RECORDS PROVIDED:

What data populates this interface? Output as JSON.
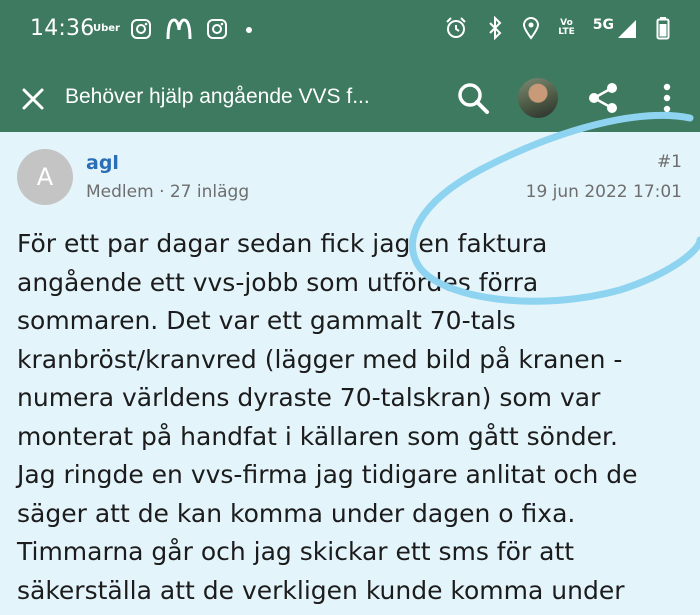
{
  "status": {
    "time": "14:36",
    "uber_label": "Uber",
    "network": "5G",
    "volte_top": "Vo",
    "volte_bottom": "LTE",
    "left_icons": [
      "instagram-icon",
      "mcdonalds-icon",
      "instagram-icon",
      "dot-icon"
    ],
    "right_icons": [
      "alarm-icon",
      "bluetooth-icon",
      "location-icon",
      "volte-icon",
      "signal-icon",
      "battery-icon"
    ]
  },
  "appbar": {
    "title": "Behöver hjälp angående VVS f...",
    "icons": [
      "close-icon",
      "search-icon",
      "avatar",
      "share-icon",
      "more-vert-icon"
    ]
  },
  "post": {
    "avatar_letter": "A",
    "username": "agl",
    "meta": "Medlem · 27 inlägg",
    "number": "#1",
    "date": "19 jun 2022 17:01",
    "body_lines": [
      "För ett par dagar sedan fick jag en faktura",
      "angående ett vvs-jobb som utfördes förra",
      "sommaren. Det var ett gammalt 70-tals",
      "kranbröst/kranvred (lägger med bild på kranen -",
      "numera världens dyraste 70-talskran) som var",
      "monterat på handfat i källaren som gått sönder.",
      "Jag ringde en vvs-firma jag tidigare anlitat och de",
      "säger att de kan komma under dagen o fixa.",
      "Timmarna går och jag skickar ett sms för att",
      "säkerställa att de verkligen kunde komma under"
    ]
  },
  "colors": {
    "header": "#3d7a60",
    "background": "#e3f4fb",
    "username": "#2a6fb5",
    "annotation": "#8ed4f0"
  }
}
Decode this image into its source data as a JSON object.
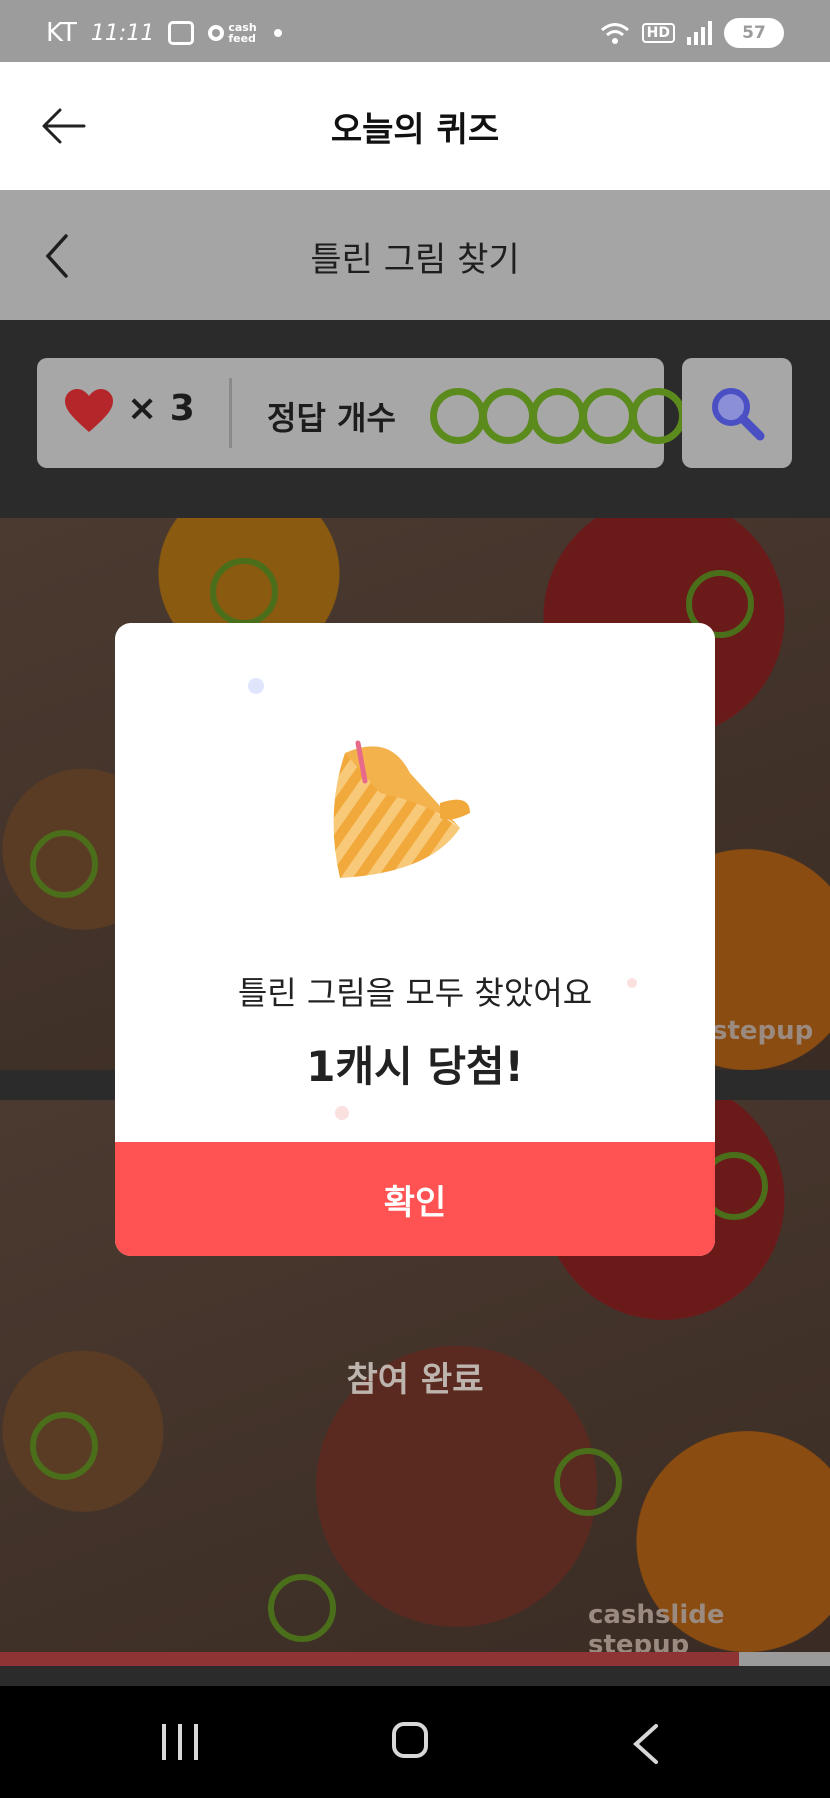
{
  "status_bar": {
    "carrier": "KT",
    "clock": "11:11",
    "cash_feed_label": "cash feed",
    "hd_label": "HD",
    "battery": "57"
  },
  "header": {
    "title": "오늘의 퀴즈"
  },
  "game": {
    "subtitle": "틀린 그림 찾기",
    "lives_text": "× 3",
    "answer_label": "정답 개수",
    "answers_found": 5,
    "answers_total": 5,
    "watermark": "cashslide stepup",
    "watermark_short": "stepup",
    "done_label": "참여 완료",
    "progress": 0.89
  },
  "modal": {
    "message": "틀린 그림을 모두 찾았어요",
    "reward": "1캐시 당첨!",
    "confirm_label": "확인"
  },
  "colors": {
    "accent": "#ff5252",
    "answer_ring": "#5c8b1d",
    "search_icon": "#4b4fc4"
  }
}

==

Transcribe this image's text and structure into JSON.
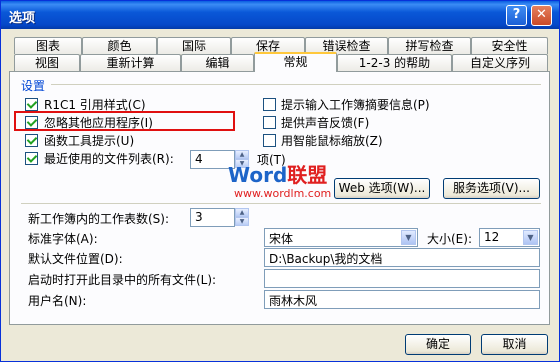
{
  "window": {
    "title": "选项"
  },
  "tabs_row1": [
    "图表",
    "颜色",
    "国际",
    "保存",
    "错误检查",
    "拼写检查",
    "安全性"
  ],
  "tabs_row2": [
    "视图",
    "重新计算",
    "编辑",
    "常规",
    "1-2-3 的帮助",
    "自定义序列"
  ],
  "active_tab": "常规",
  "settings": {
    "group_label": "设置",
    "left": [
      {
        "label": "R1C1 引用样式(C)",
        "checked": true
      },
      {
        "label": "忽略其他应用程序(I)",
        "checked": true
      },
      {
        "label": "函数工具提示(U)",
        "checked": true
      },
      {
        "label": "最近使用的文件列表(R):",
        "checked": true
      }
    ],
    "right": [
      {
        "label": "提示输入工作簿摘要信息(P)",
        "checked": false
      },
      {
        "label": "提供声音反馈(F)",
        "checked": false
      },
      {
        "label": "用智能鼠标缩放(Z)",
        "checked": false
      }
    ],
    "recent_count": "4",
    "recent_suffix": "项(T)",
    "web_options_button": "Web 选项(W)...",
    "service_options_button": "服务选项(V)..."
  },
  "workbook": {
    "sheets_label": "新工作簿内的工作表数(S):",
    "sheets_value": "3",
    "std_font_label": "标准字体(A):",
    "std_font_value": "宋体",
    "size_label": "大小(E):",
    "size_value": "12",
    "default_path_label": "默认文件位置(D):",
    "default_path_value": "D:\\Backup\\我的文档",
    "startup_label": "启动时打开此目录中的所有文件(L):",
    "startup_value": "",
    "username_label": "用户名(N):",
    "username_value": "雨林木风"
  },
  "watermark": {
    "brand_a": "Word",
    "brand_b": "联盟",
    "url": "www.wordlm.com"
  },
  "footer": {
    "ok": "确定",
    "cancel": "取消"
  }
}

* * *

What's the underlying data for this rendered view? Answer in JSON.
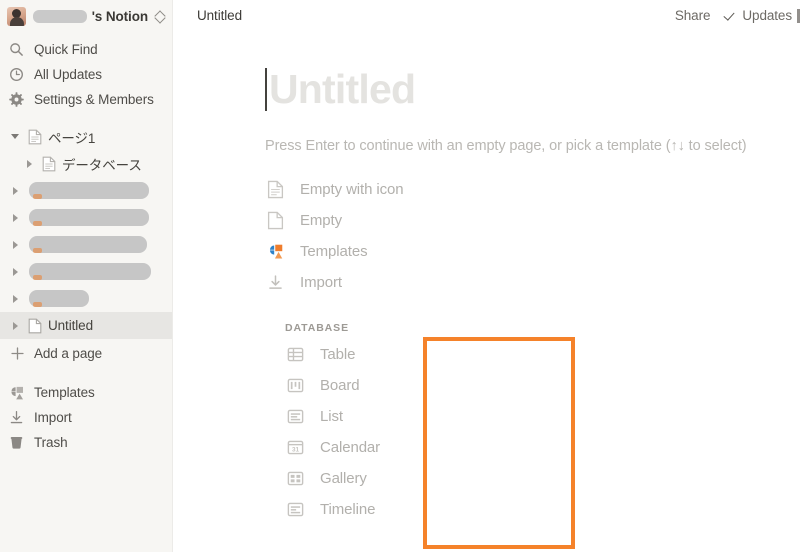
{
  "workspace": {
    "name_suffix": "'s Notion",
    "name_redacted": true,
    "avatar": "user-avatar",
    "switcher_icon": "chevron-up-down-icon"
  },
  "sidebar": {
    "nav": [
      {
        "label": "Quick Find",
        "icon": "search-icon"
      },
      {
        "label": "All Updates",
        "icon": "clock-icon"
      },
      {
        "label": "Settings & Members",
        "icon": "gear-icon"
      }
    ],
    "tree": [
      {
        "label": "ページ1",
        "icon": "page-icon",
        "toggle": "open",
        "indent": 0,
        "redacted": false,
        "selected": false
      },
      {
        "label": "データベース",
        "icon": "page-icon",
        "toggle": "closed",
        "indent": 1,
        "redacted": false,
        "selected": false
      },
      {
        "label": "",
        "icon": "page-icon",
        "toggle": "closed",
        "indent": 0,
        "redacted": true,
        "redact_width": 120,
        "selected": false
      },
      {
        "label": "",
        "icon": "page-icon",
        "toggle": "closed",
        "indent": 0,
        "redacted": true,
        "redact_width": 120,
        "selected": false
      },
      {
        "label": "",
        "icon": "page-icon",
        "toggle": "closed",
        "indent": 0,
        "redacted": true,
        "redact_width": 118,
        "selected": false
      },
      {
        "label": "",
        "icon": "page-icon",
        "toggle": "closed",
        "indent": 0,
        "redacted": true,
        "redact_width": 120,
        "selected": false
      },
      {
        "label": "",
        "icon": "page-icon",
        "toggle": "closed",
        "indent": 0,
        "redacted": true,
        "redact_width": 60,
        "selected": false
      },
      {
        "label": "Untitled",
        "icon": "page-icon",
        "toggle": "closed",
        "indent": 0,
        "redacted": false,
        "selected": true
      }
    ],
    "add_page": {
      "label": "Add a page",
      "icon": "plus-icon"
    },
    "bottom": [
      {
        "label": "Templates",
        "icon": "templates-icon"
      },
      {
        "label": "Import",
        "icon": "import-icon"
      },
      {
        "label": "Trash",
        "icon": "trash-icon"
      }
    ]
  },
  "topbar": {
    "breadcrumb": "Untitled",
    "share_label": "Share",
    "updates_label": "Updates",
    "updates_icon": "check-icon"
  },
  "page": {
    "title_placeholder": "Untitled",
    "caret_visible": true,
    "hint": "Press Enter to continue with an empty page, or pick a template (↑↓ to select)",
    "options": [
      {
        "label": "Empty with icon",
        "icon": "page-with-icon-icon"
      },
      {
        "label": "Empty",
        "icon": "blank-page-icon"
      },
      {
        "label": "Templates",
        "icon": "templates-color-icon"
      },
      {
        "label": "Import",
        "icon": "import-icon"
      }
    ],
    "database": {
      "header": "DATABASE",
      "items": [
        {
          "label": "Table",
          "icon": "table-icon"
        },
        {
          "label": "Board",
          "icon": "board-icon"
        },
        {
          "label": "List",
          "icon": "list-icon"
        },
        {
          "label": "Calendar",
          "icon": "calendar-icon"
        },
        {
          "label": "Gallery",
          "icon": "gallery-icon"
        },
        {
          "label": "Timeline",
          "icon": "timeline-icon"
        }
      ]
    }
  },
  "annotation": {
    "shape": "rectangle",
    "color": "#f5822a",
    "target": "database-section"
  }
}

WRITTEN INSTRUCTION:
Scan the data above and copy every line with "angående" in it.

OUTPUT FOR THIS TASK:
    "title": "Behöver hjälp angående VVS f...",
      "angående ett vvs-jobb som utfördes förra",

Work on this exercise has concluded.